Records about charts and figures:
◆ ◆ ◆ ◆ ◆

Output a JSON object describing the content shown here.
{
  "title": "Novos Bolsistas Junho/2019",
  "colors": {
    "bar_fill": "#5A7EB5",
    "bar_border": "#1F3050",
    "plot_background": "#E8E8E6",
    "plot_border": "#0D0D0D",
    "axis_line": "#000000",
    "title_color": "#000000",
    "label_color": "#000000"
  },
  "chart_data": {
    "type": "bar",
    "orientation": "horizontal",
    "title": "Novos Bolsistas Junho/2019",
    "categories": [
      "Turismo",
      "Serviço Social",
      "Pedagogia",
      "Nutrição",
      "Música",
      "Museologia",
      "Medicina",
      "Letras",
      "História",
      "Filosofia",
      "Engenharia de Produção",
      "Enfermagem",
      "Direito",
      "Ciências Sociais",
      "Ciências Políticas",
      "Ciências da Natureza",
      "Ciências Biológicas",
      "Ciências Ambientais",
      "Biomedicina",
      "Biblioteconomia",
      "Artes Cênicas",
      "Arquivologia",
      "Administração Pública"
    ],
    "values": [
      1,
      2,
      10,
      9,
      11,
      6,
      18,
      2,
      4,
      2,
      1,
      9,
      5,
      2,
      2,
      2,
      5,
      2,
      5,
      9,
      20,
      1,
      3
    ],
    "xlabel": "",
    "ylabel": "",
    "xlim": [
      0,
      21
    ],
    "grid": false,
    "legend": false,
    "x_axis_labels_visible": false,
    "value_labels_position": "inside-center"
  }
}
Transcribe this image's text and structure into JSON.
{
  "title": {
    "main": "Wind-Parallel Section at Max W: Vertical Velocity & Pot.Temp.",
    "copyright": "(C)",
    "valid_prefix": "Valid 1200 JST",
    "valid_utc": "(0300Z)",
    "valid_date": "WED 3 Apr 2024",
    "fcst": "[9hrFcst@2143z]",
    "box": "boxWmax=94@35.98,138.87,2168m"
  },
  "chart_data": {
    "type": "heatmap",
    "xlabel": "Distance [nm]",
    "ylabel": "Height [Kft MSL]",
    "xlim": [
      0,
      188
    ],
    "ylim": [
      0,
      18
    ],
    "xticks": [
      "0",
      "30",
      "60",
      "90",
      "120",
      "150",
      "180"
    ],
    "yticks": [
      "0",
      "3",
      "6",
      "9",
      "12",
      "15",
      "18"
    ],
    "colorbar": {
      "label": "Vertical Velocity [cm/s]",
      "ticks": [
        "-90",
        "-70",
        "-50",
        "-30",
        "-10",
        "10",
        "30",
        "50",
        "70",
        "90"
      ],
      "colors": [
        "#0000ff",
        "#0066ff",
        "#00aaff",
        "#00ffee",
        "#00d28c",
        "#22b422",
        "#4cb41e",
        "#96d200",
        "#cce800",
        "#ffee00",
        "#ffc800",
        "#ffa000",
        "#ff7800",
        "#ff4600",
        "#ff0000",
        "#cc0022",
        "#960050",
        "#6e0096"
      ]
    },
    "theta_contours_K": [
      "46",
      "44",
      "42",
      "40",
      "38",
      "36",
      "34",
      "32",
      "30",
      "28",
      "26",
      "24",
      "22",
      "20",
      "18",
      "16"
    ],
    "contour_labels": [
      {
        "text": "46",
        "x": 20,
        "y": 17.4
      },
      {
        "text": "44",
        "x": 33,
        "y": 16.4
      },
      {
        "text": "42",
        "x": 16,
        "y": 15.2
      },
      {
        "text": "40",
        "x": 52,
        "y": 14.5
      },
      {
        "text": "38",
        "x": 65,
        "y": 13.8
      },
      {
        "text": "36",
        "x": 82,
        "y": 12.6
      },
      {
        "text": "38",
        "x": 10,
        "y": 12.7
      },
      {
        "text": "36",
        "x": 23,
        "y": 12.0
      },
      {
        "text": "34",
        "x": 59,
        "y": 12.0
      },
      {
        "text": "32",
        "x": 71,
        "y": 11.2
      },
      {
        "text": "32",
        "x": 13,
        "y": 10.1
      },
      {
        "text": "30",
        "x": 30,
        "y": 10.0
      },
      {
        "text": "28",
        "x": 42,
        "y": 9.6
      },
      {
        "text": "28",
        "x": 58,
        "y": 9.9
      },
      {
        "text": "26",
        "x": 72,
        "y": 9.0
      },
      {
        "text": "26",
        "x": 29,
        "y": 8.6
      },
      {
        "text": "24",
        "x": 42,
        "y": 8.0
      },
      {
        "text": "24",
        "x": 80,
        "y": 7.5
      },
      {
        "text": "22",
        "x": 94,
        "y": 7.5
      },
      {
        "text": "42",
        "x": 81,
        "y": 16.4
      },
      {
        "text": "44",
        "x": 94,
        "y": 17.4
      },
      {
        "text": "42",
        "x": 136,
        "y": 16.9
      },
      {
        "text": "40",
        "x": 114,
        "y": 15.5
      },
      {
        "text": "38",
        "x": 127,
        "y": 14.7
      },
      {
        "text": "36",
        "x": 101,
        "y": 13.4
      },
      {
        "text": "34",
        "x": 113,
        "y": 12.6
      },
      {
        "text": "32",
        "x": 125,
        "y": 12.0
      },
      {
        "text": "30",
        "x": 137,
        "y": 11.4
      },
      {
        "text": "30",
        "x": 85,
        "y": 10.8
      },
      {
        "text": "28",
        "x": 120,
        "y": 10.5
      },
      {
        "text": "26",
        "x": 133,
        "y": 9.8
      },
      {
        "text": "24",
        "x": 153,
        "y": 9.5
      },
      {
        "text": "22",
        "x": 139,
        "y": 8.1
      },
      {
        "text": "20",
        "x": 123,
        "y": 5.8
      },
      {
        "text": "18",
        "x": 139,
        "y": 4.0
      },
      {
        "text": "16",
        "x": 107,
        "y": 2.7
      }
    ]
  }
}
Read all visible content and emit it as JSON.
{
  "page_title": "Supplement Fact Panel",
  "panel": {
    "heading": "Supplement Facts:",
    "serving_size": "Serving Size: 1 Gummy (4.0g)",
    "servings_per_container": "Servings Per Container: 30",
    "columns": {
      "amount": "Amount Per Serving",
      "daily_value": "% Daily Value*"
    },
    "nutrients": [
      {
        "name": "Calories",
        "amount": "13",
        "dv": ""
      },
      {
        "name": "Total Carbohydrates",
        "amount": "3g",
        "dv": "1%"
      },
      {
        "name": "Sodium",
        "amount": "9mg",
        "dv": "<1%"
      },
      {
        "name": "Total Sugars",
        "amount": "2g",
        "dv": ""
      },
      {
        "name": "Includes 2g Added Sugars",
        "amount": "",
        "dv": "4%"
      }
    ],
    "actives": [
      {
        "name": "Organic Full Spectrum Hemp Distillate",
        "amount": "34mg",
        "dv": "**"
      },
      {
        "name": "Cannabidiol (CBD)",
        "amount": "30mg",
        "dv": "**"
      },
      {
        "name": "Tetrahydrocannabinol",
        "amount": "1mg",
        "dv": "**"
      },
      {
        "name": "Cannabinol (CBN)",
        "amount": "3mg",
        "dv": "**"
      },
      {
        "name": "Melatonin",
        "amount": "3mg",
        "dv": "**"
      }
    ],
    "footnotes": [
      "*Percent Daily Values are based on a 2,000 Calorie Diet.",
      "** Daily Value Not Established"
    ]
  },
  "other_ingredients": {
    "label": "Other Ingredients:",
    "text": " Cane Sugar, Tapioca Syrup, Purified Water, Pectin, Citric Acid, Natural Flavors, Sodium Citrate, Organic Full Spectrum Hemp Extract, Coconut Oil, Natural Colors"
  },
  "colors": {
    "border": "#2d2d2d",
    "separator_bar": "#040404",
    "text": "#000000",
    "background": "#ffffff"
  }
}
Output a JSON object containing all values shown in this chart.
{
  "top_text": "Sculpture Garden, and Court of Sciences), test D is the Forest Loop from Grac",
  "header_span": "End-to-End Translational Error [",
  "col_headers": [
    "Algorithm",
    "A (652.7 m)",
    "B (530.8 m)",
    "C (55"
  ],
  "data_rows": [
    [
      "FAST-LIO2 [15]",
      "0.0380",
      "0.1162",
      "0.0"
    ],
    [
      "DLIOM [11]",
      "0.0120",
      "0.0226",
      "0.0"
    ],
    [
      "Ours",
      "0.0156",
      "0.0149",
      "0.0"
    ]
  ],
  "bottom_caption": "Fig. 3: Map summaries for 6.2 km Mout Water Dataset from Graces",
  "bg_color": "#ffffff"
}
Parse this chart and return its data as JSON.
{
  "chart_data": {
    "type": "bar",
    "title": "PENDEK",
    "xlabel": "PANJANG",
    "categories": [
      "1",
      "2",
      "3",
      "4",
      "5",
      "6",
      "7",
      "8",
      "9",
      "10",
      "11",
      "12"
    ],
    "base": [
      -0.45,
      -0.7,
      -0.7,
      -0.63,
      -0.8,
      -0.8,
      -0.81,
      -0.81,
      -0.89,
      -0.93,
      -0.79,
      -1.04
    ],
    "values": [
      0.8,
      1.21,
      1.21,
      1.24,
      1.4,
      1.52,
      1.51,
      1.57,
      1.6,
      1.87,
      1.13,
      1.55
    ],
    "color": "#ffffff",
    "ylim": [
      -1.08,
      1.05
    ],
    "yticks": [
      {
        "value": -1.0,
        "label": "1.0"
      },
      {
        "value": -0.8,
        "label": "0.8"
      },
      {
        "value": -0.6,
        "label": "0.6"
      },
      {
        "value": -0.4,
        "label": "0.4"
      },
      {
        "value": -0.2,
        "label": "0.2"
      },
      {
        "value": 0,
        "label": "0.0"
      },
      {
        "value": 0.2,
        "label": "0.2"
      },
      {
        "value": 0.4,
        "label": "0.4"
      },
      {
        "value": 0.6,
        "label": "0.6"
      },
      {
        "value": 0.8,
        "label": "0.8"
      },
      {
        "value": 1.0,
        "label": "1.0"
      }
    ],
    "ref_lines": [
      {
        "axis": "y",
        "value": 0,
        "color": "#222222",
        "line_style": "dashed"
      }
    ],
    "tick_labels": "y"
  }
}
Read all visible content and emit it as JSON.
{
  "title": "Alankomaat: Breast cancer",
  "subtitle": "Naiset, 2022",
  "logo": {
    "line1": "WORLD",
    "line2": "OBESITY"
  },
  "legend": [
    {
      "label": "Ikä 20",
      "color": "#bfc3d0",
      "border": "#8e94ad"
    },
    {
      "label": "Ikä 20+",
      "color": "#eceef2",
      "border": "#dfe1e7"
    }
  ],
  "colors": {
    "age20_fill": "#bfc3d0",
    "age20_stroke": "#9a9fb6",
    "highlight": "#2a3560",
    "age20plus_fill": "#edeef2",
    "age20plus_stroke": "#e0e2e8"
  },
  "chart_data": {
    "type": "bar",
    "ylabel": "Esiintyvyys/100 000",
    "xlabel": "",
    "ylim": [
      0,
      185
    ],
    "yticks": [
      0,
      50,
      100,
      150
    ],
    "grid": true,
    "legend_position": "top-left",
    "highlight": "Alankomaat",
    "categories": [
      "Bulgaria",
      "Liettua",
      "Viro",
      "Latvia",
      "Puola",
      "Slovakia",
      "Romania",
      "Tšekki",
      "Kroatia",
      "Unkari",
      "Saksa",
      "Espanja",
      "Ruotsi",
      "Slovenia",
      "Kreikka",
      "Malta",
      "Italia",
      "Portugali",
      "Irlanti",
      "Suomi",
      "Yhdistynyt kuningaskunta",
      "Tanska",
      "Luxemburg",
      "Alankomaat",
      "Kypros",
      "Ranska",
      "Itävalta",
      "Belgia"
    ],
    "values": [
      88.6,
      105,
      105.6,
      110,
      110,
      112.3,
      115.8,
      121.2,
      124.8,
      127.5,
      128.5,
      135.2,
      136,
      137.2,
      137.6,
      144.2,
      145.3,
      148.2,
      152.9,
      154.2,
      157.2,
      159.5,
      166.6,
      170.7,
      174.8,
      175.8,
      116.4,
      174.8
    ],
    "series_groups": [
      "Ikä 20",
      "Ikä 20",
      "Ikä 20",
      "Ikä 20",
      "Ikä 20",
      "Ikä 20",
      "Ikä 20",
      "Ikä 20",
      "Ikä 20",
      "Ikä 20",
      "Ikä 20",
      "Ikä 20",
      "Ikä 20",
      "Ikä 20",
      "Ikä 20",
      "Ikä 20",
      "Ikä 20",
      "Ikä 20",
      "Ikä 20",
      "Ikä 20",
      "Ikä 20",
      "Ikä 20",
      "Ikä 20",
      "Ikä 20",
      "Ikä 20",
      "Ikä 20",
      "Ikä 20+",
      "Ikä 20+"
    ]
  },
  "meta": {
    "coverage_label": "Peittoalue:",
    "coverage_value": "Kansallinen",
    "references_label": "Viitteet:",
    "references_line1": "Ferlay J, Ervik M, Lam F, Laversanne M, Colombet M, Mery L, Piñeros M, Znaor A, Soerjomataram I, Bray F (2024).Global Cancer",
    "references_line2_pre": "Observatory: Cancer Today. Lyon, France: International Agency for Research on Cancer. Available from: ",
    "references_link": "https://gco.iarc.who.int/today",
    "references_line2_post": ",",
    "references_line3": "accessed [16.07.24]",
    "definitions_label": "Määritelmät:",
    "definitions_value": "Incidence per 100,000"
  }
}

◆ ◆ ◆ ◆ ◆

• Instructions to follow: Collect every line with the string "name" from the records, and copy each.

• Answer:
        "name": "Calories",
        "name": "Total Carbohydrates",
        "name": "Sodium",
        "name": "Total Sugars",
        "name": "Includes 2g Added Sugars",
        "name": "Organic Full Spectrum Hemp Distillate",
        "name": "Cannabidiol (CBD)",
        "name": "Tetrahydrocannabinol",
        "name": "Cannabinol (CBN)",
        "name": "Melatonin",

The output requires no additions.